**WRITTEN INSTRUCTION:**
Reproduce the data exactly.

**DATA EXCERPTS:**
^^^^^^^^^^^^^^^^

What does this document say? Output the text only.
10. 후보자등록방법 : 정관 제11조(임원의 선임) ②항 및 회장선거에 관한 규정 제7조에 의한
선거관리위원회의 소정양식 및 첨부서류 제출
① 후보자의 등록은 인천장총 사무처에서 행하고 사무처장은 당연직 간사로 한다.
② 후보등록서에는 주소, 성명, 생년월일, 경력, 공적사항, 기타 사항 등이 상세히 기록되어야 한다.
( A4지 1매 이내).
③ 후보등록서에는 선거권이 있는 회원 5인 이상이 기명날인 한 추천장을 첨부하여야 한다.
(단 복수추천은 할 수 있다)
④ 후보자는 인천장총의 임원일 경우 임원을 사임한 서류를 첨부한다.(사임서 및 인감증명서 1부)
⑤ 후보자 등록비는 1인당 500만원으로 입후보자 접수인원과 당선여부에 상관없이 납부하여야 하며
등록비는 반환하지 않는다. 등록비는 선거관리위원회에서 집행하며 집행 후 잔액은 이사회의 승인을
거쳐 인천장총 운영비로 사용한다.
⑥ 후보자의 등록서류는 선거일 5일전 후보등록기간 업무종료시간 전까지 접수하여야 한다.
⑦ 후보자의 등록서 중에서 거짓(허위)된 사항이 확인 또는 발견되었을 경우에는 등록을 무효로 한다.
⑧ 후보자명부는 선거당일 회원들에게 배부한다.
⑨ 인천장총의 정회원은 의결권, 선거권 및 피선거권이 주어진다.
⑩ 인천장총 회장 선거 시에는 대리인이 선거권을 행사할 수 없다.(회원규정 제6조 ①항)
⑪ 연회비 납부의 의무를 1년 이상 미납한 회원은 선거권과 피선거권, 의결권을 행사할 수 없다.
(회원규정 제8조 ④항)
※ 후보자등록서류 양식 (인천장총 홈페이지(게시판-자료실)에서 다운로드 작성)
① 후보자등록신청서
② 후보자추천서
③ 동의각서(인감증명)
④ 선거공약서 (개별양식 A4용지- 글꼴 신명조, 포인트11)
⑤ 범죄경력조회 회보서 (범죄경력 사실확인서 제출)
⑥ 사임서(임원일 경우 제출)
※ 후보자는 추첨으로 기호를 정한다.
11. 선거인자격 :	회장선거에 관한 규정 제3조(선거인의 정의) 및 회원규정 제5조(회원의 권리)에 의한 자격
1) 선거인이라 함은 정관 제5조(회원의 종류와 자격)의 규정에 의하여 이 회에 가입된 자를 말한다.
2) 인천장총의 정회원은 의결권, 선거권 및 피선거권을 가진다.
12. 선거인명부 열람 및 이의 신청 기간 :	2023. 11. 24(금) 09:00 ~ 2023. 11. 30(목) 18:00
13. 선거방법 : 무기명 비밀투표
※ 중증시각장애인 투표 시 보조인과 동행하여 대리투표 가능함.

^^^^^^^^^^^^^^^^

**REPLY:**
What does this document say? Output the text only.
10. 후보자등록방법 : 정관 제11조(임원의 선임) ②항 및 회장선거에 관한 규정 제7조에 의한
선거관리위원회의 소정양식 및 첨부서류 제출
① 후보자의 등록은 인천장총 사무처에서 행하고 사무처장은 당연직 간사로 한다.
② 후보등록서에는 주소, 성명, 생년월일, 경력, 공적사항, 기타 사항 등이 상세히 기록되어야 한다.
( A4지 1매 이내).
③ 후보등록서에는 선거권이 있는 회원 5인 이상이 기명날인 한 추천장을 첨부하여야 한다.
(단 복수추천은 할 수 있다)
④ 후보자는 인천장총의 임원일 경우 임원을 사임한 서류를 첨부한다.(사임서 및 인감증명서 1부)
⑤ 후보자 등록비는 1인당 500만원으로 입후보자 접수인원과 당선여부에 상관없이 납부하여야 하며
등록비는 반환하지 않는다. 등록비는 선거관리위원회에서 집행하며 집행 후 잔액은 이사회의 승인을
거쳐 인천장총 운영비로 사용한다.
⑥ 후보자의 등록서류는 선거일 5일전 후보등록기간 업무종료시간 전까지 접수하여야 한다.
⑦ 후보자의 등록서 중에서 거짓(허위)된 사항이 확인 또는 발견되었을 경우에는 등록을 무효로 한다.
⑧ 후보자명부는 선거당일 회원들에게 배부한다.
⑨ 인천장총의 정회원은 의결권, 선거권 및 피선거권이 주어진다.
⑩ 인천장총 회장 선거 시에는 대리인이 선거권을 행사할 수 없다.(회원규정 제6조 ①항)
⑪ 연회비 납부의 의무를 1년 이상 미납한 회원은 선거권과 피선거권, 의결권을 행사할 수 없다.
(회원규정 제8조 ④항)
※ 후보자등록서류 양식 (인천장총 홈페이지(게시판-자료실)에서 다운로드 작성)
① 후보자등록신청서
② 후보자추천서
③ 동의각서(인감증명)
④ 선거공약서 (개별양식 A4용지- 글꼴 신명조, 포인트11)
⑤ 범죄경력조회 회보서 (범죄경력 사실확인서 제출)
⑥ 사임서(임원일 경우 제출)
※ 후보자는 추첨으로 기호를 정한다.
11. 선거인자격 :	회장선거에 관한 규정 제3조(선거인의 정의) 및 회원규정 제5조(회원의 권리)에 의한 자격
1) 선거인이라 함은 정관 제5조(회원의 종류와 자격)의 규정에 의하여 이 회에 가입된 자를 말한다.
2) 인천장총의 정회원은 의결권, 선거권 및 피선거권을 가진다.
12. 선거인명부 열람 및 이의 신청 기간 :	2023. 11. 24(금) 09:00 ~ 2023. 11. 30(목) 18:00
13. 선거방법 : 무기명 비밀투표
※ 중증시각장애인 투표 시 보조인과 동행하여 대리투표 가능함.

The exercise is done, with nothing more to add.